TASK BRIEF |
Output all of the entries below precisely as written.

MATERIALS PROVIDED |

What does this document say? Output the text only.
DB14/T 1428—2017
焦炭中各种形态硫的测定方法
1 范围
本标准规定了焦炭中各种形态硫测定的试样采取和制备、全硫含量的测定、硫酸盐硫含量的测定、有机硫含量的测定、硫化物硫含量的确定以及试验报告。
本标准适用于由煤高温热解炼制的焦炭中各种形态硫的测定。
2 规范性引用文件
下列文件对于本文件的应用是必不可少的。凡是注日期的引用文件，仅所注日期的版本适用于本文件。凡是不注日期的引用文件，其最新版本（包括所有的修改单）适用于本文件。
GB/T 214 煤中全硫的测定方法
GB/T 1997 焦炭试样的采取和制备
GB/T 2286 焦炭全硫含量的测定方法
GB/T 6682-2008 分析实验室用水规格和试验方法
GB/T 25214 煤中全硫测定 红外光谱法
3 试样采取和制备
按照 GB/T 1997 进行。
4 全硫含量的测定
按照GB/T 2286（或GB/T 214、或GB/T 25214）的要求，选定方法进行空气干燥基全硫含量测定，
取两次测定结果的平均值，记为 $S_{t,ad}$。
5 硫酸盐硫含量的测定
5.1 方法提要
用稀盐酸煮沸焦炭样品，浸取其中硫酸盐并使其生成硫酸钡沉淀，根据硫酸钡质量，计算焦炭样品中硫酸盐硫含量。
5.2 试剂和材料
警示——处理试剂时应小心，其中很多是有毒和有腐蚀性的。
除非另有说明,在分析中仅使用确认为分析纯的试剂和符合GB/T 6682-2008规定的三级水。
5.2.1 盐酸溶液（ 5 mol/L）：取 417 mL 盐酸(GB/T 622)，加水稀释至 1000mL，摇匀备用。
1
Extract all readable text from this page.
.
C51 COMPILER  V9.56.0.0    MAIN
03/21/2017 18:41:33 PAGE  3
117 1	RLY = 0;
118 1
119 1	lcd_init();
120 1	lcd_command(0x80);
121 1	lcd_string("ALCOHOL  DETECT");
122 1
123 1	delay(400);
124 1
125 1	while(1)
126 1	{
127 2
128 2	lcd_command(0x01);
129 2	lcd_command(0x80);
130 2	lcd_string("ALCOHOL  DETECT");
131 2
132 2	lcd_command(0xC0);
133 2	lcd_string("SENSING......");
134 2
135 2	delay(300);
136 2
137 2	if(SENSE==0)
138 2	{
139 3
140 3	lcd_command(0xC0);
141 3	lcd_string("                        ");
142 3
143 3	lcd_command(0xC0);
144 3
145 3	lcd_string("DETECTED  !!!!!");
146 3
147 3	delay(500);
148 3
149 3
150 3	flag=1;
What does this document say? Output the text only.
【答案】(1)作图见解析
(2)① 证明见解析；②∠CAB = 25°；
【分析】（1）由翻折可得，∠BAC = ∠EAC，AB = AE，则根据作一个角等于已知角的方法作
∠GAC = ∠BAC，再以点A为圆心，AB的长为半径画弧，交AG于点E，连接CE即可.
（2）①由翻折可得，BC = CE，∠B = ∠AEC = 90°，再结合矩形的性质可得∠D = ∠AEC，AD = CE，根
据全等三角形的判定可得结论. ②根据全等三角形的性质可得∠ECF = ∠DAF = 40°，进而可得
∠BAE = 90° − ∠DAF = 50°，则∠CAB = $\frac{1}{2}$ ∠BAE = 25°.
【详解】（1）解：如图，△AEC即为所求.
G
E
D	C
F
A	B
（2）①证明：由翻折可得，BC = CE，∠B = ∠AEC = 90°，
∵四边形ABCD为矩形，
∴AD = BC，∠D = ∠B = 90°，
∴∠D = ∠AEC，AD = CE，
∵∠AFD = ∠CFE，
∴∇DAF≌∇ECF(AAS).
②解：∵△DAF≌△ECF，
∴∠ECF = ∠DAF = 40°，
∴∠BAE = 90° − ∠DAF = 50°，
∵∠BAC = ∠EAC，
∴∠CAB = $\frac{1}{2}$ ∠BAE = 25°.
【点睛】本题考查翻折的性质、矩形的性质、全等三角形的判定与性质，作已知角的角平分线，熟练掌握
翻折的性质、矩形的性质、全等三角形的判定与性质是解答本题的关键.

SOLUTION TO THE EXERCISE |
What does this document say? Output the text only.
DB14/T 1428—2017
焦炭中各种形态硫的测定方法
1 范围
本标准规定了焦炭中各种形态硫测定的试样采取和制备、全硫含量的测定、硫酸盐硫含量的测定、有机硫含量的测定、硫化物硫含量的确定以及试验报告。
本标准适用于由煤高温热解炼制的焦炭中各种形态硫的测定。
2 规范性引用文件
下列文件对于本文件的应用是必不可少的。凡是注日期的引用文件，仅所注日期的版本适用于本文件。凡是不注日期的引用文件，其最新版本（包括所有的修改单）适用于本文件。
GB/T 214 煤中全硫的测定方法
GB/T 1997 焦炭试样的采取和制备
GB/T 2286 焦炭全硫含量的测定方法
GB/T 6682-2008 分析实验室用水规格和试验方法
GB/T 25214 煤中全硫测定 红外光谱法
3 试样采取和制备
按照 GB/T 1997 进行。
4 全硫含量的测定
按照GB/T 2286（或GB/T 214、或GB/T 25214）的要求，选定方法进行空气干燥基全硫含量测定，
取两次测定结果的平均值，记为 $S_{t,ad}$。
5 硫酸盐硫含量的测定
5.1 方法提要
用稀盐酸煮沸焦炭样品，浸取其中硫酸盐并使其生成硫酸钡沉淀，根据硫酸钡质量，计算焦炭样品中硫酸盐硫含量。
5.2 试剂和材料
警示——处理试剂时应小心，其中很多是有毒和有腐蚀性的。
除非另有说明,在分析中仅使用确认为分析纯的试剂和符合GB/T 6682-2008规定的三级水。
5.2.1 盐酸溶液（ 5 mol/L）：取 417 mL 盐酸(GB/T 622)，加水稀释至 1000mL，摇匀备用。
1
Extract all readable text from this page.
.
C51 COMPILER  V9.56.0.0    MAIN
03/21/2017 18:41:33 PAGE  3
117 1	RLY = 0;
118 1
119 1	lcd_init();
120 1	lcd_command(0x80);
121 1	lcd_string("ALCOHOL  DETECT");
122 1
123 1	delay(400);
124 1
125 1	while(1)
126 1	{
127 2
128 2	lcd_command(0x01);
129 2	lcd_command(0x80);
130 2	lcd_string("ALCOHOL  DETECT");
131 2
132 2	lcd_command(0xC0);
133 2	lcd_string("SENSING......");
134 2
135 2	delay(300);
136 2
137 2	if(SENSE==0)
138 2	{
139 3
140 3	lcd_command(0xC0);
141 3	lcd_string("                        ");
142 3
143 3	lcd_command(0xC0);
144 3
145 3	lcd_string("DETECTED  !!!!!");
146 3
147 3	delay(500);
148 3
149 3
150 3	flag=1;
What does this document say? Output the text only.
【答案】(1)作图见解析
(2)① 证明见解析；②∠CAB = 25°；
【分析】（1）由翻折可得，∠BAC = ∠EAC，AB = AE，则根据作一个角等于已知角的方法作
∠GAC = ∠BAC，再以点A为圆心，AB的长为半径画弧，交AG于点E，连接CE即可.
（2）①由翻折可得，BC = CE，∠B = ∠AEC = 90°，再结合矩形的性质可得∠D = ∠AEC，AD = CE，根
据全等三角形的判定可得结论. ②根据全等三角形的性质可得∠ECF = ∠DAF = 40°，进而可得
∠BAE = 90° − ∠DAF = 50°，则∠CAB = $\frac{1}{2}$ ∠BAE = 25°.
【详解】（1）解：如图，△AEC即为所求.
G
E
D	C
F
A	B
（2）①证明：由翻折可得，BC = CE，∠B = ∠AEC = 90°，
∵四边形ABCD为矩形，
∴AD = BC，∠D = ∠B = 90°，
∴∠D = ∠AEC，AD = CE，
∵∠AFD = ∠CFE，
∴∇DAF≌∇ECF(AAS).
②解：∵△DAF≌△ECF，
∴∠ECF = ∠DAF = 40°，
∴∠BAE = 90° − ∠DAF = 50°，
∵∠BAC = ∠EAC，
∴∠CAB = $\frac{1}{2}$ ∠BAE = 25°.
【点睛】本题考查翻折的性质、矩形的性质、全等三角形的判定与性质，作已知角的角平分线，熟练掌握
翻折的性质、矩形的性质、全等三角形的判定与性质是解答本题的关键.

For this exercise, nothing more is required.